→ **TASK DIRECTIONS**
Where does the word "Hematopoietic" show up in the data? Please find each such line and copy it.

[Opening DATA SUPPLIED section]

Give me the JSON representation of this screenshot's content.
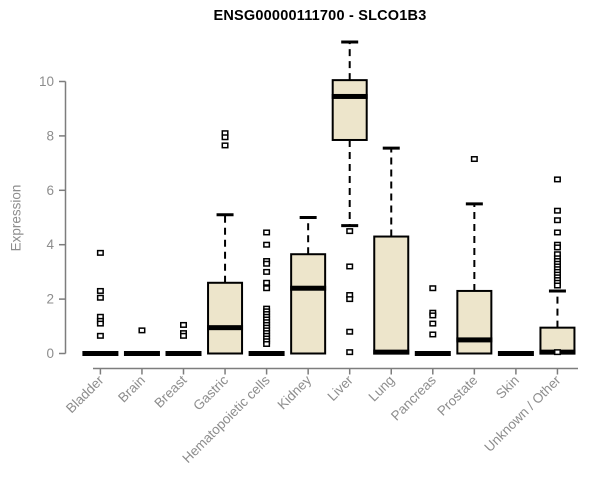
{
  "chart_data": {
    "type": "boxplot",
    "title": "ENSG00000111700 - SLCO1B3",
    "ylabel": "Expression",
    "xlabel": "",
    "ylim": [
      0,
      11.6
    ],
    "yticks": [
      0,
      2,
      4,
      6,
      8,
      10
    ],
    "grid": false,
    "legend_position": "none",
    "colors": {
      "background": "#ffffff",
      "box_fill": "#ede5cb",
      "box_border": "#000000",
      "median": "#000000",
      "whisker": "#000000",
      "outlier_fill": "#ffffff",
      "axis": "#7d7d7d",
      "tick_text": "#8d8d8d",
      "title_text": "#000000"
    },
    "categories": [
      "Bladder",
      "Brain",
      "Breast",
      "Gastric",
      "Hematopoietic cells",
      "Kidney",
      "Liver",
      "Lung",
      "Pancreas",
      "Prostate",
      "Skin",
      "Unknown / Other"
    ],
    "series": [
      {
        "name": "Bladder",
        "whisker_low": 0,
        "q1": 0,
        "median": 0,
        "q3": 0,
        "whisker_high": 0,
        "outliers": [
          3.7,
          2.3,
          2.05,
          1.35,
          1.2,
          1.1,
          0.65
        ]
      },
      {
        "name": "Brain",
        "whisker_low": 0,
        "q1": 0,
        "median": 0,
        "q3": 0,
        "whisker_high": 0,
        "outliers": [
          0.85
        ]
      },
      {
        "name": "Breast",
        "whisker_low": 0,
        "q1": 0,
        "median": 0,
        "q3": 0,
        "whisker_high": 0,
        "outliers": [
          1.05,
          0.75,
          0.65
        ]
      },
      {
        "name": "Gastric",
        "whisker_low": 0,
        "q1": 0,
        "median": 0.95,
        "q3": 2.6,
        "whisker_high": 5.1,
        "outliers": [
          8.1,
          7.95,
          7.65
        ]
      },
      {
        "name": "Hematopoietic cells",
        "whisker_low": 0,
        "q1": 0,
        "median": 0,
        "q3": 0,
        "whisker_high": 0,
        "outliers": [
          4.45,
          4.0,
          3.4,
          3.3,
          3.0,
          2.6,
          2.4,
          1.65,
          1.55,
          1.45,
          1.35,
          1.25,
          1.15,
          1.05,
          0.95,
          0.85,
          0.75,
          0.65,
          0.55,
          0.45,
          0.35
        ]
      },
      {
        "name": "Kidney",
        "whisker_low": 0,
        "q1": 0,
        "median": 2.4,
        "q3": 3.65,
        "whisker_high": 5.0,
        "outliers": []
      },
      {
        "name": "Liver",
        "whisker_low": 4.7,
        "q1": 7.85,
        "median": 9.45,
        "q3": 10.05,
        "whisker_high": 11.45,
        "outliers": [
          4.5,
          3.2,
          2.15,
          2.0,
          0.8,
          0.05
        ]
      },
      {
        "name": "Lung",
        "whisker_low": 0,
        "q1": 0,
        "median": 0.05,
        "q3": 4.3,
        "whisker_high": 7.55,
        "outliers": []
      },
      {
        "name": "Pancreas",
        "whisker_low": 0,
        "q1": 0,
        "median": 0,
        "q3": 0,
        "whisker_high": 0,
        "outliers": [
          2.4,
          1.5,
          1.4,
          1.1,
          0.7
        ]
      },
      {
        "name": "Prostate",
        "whisker_low": 0,
        "q1": 0,
        "median": 0.5,
        "q3": 2.3,
        "whisker_high": 5.5,
        "outliers": [
          7.15
        ]
      },
      {
        "name": "Skin",
        "whisker_low": 0,
        "q1": 0,
        "median": 0,
        "q3": 0,
        "whisker_high": 0,
        "outliers": []
      },
      {
        "name": "Unknown / Other",
        "whisker_low": 0,
        "q1": 0,
        "median": 0.05,
        "q3": 0.95,
        "whisker_high": 2.3,
        "outliers": [
          6.4,
          5.25,
          4.9,
          4.45,
          4.0,
          3.9,
          3.65,
          3.5,
          3.4,
          3.3,
          3.2,
          3.1,
          3.0,
          2.9,
          2.8,
          2.7,
          2.6,
          2.5,
          0.05
        ]
      }
    ]
  }
}
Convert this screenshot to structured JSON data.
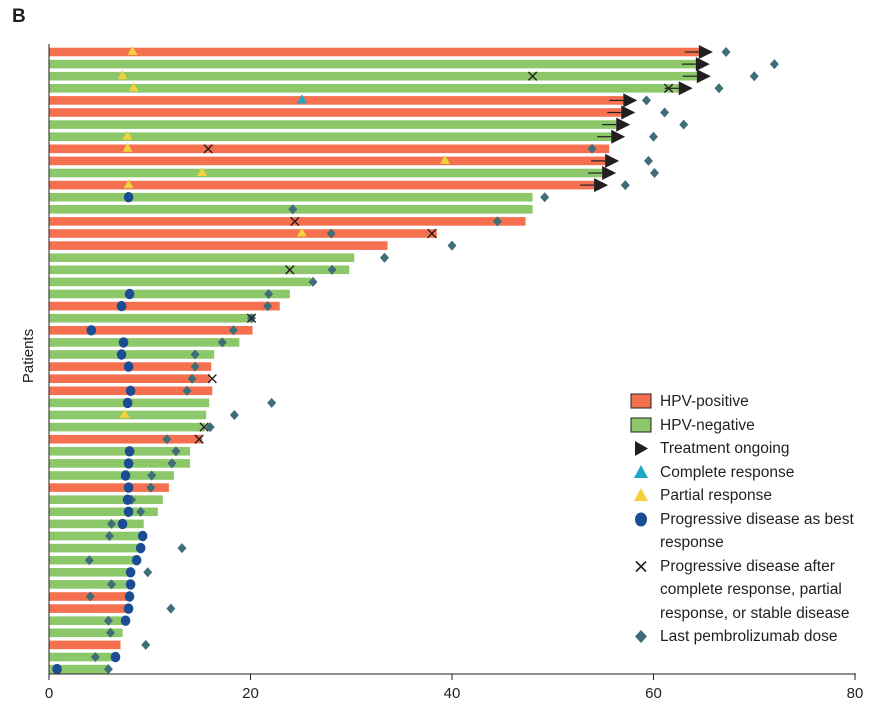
{
  "panel_label": "B",
  "colors": {
    "hpv_positive": "#f4704f",
    "hpv_negative": "#8cc76a",
    "ongoing": "#231f20",
    "complete": "#1fa8c4",
    "partial": "#f3d03e",
    "progressive": "#1a4d94",
    "pd_after": "#231f20",
    "last_dose": "#3e6e78"
  },
  "chart_data": {
    "type": "swimmer",
    "xlabel": "",
    "ylabel": "Patients",
    "xlim": [
      0,
      80
    ],
    "xticks": [
      "0",
      "20",
      "40",
      "60",
      "80"
    ],
    "legend_position": "bottom-right",
    "legend": [
      {
        "key": "hpv_positive",
        "label": "HPV-positive"
      },
      {
        "key": "hpv_negative",
        "label": "HPV-negative"
      },
      {
        "key": "ongoing",
        "label": "Treatment ongoing"
      },
      {
        "key": "complete",
        "label": "Complete response"
      },
      {
        "key": "partial",
        "label": "Partial response"
      },
      {
        "key": "progressive",
        "label": "Progressive disease as best response"
      },
      {
        "key": "pd_after",
        "label": "Progressive disease after complete response, partial response, or stable disease"
      },
      {
        "key": "last_dose",
        "label": "Last pembrolizumab dose"
      }
    ],
    "patients": [
      {
        "hpv": "positive",
        "duration": 64.5,
        "ongoing": true,
        "response": "partial",
        "response_time": 8.3,
        "last_dose": 67.2
      },
      {
        "hpv": "negative",
        "duration": 64.2,
        "ongoing": true,
        "last_dose": 72.0
      },
      {
        "hpv": "negative",
        "duration": 64.3,
        "ongoing": true,
        "response": "partial",
        "response_time": 7.3,
        "pd_after": 48.0,
        "last_dose": 70.0
      },
      {
        "hpv": "negative",
        "duration": 62.5,
        "ongoing": true,
        "response": "partial",
        "response_time": 8.4,
        "pd_after": 61.5,
        "last_dose": 66.5
      },
      {
        "hpv": "positive",
        "duration": 57.0,
        "ongoing": true,
        "response": "complete",
        "response_time": 25.1,
        "last_dose": 59.3
      },
      {
        "hpv": "positive",
        "duration": 56.8,
        "ongoing": true,
        "last_dose": 61.1
      },
      {
        "hpv": "negative",
        "duration": 56.3,
        "ongoing": true,
        "last_dose": 63.0
      },
      {
        "hpv": "negative",
        "duration": 55.8,
        "ongoing": true,
        "response": "partial",
        "response_time": 7.8,
        "last_dose": 60.0
      },
      {
        "hpv": "positive",
        "duration": 55.6,
        "response": "partial",
        "response_time": 7.8,
        "pd_after": 15.8,
        "last_dose": 53.9
      },
      {
        "hpv": "positive",
        "duration": 55.2,
        "ongoing": true,
        "response": "partial",
        "response_time": 39.3,
        "last_dose": 59.5
      },
      {
        "hpv": "negative",
        "duration": 54.9,
        "ongoing": true,
        "response": "partial",
        "response_time": 15.2,
        "last_dose": 60.1
      },
      {
        "hpv": "positive",
        "duration": 54.1,
        "ongoing": true,
        "response": "partial",
        "response_time": 7.9,
        "last_dose": 57.2
      },
      {
        "hpv": "negative",
        "duration": 48.0,
        "progressive": 7.9,
        "last_dose": 49.2
      },
      {
        "hpv": "negative",
        "duration": 48.0,
        "last_dose": 24.2
      },
      {
        "hpv": "positive",
        "duration": 47.3,
        "pd_after": 24.4,
        "last_dose": 44.5
      },
      {
        "hpv": "positive",
        "duration": 38.5,
        "response": "partial",
        "response_time": 25.1,
        "pd_after": 38.0,
        "last_dose": 28.0
      },
      {
        "hpv": "positive",
        "duration": 33.6,
        "last_dose": 40.0
      },
      {
        "hpv": "negative",
        "duration": 30.3,
        "last_dose": 33.3
      },
      {
        "hpv": "negative",
        "duration": 29.8,
        "pd_after": 23.9,
        "last_dose": 28.1
      },
      {
        "hpv": "negative",
        "duration": 26.0,
        "last_dose": 26.2
      },
      {
        "hpv": "negative",
        "duration": 23.9,
        "progressive": 8.0,
        "last_dose": 21.8
      },
      {
        "hpv": "positive",
        "duration": 22.9,
        "progressive": 7.2,
        "last_dose": 21.7
      },
      {
        "hpv": "negative",
        "duration": 20.4,
        "pd_after": 20.1,
        "last_dose": 20.1
      },
      {
        "hpv": "positive",
        "duration": 20.2,
        "progressive": 4.2,
        "last_dose": 18.3
      },
      {
        "hpv": "negative",
        "duration": 18.9,
        "progressive": 7.4,
        "last_dose": 17.2
      },
      {
        "hpv": "negative",
        "duration": 16.4,
        "progressive": 7.2,
        "last_dose": 14.5
      },
      {
        "hpv": "positive",
        "duration": 16.1,
        "progressive": 7.9,
        "last_dose": 14.5
      },
      {
        "hpv": "positive",
        "duration": 16.0,
        "pd_after": 16.2,
        "last_dose": 14.2
      },
      {
        "hpv": "positive",
        "duration": 16.2,
        "progressive": 8.1,
        "last_dose": 13.7
      },
      {
        "hpv": "negative",
        "duration": 15.9,
        "progressive": 7.8,
        "last_dose": 22.1
      },
      {
        "hpv": "negative",
        "duration": 15.6,
        "response": "partial",
        "response_time": 7.5,
        "last_dose": 18.4
      },
      {
        "hpv": "negative",
        "duration": 15.5,
        "pd_after": 15.4,
        "last_dose": 16.0
      },
      {
        "hpv": "positive",
        "duration": 15.2,
        "pd_after": 14.9,
        "last_dose": 11.7
      },
      {
        "hpv": "negative",
        "duration": 14.0,
        "progressive": 8.0,
        "last_dose": 12.6
      },
      {
        "hpv": "negative",
        "duration": 14.0,
        "progressive": 7.9,
        "last_dose": 12.2
      },
      {
        "hpv": "negative",
        "duration": 12.4,
        "progressive": 7.6,
        "last_dose": 10.2
      },
      {
        "hpv": "positive",
        "duration": 11.9,
        "progressive": 7.9,
        "last_dose": 10.1
      },
      {
        "hpv": "negative",
        "duration": 11.3,
        "progressive": 7.8,
        "last_dose": 8.2
      },
      {
        "hpv": "negative",
        "duration": 10.8,
        "progressive": 7.9,
        "last_dose": 9.1
      },
      {
        "hpv": "negative",
        "duration": 9.4,
        "progressive": 7.3,
        "last_dose": 6.2
      },
      {
        "hpv": "negative",
        "duration": 9.0,
        "progressive": 9.3,
        "last_dose": 6.0
      },
      {
        "hpv": "negative",
        "duration": 8.8,
        "progressive": 9.1,
        "last_dose": 13.2
      },
      {
        "hpv": "negative",
        "duration": 8.6,
        "progressive": 8.7,
        "last_dose": 4.0
      },
      {
        "hpv": "negative",
        "duration": 8.2,
        "progressive": 8.1,
        "last_dose": 9.8
      },
      {
        "hpv": "negative",
        "duration": 8.0,
        "progressive": 8.1,
        "last_dose": 6.2
      },
      {
        "hpv": "positive",
        "duration": 7.9,
        "progressive": 8.0,
        "last_dose": 4.1
      },
      {
        "hpv": "positive",
        "duration": 7.8,
        "progressive": 7.9,
        "last_dose": 12.1
      },
      {
        "hpv": "negative",
        "duration": 7.7,
        "progressive": 7.6,
        "last_dose": 5.9
      },
      {
        "hpv": "negative",
        "duration": 7.3,
        "last_dose": 6.1
      },
      {
        "hpv": "positive",
        "duration": 7.1,
        "last_dose": 9.6
      },
      {
        "hpv": "negative",
        "duration": 6.9,
        "progressive": 6.6,
        "last_dose": 4.6
      },
      {
        "hpv": "negative",
        "duration": 6.0,
        "progressive": 0.8,
        "last_dose": 5.9
      }
    ]
  }
}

[Closing DATA SUPPLIED section]

→ **ANSWER FOR THIS EXERCISE**
      "Hematopoietic cells",
        "name": "Hematopoietic cells",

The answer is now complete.